Supplied material ::
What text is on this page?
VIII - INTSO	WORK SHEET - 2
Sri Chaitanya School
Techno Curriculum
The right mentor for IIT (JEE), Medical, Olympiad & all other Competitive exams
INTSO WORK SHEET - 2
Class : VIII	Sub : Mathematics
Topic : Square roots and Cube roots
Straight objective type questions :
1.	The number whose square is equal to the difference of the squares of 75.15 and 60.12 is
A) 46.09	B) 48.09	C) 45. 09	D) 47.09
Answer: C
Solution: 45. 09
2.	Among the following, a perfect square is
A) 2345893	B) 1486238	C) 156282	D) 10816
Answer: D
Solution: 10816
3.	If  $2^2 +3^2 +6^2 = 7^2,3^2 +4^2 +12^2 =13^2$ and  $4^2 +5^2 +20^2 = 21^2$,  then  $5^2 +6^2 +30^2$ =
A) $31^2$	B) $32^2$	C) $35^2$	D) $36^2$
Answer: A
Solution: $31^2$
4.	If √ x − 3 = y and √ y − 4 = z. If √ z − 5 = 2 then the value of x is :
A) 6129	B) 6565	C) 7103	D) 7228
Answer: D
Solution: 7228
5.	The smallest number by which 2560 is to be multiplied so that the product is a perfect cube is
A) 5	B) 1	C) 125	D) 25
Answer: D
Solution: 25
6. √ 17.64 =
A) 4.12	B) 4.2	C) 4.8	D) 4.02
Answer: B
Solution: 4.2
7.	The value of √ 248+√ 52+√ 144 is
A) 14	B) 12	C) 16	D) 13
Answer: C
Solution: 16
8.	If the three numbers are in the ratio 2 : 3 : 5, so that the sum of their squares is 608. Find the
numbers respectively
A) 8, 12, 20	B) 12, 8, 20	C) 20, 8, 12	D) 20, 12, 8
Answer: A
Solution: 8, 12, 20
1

Exercise goal ::
Go through the listing above and list every line that has the word "WORK".

Problem solution ::
VIII - INTSO	WORK SHEET - 2
INTSO WORK SHEET - 2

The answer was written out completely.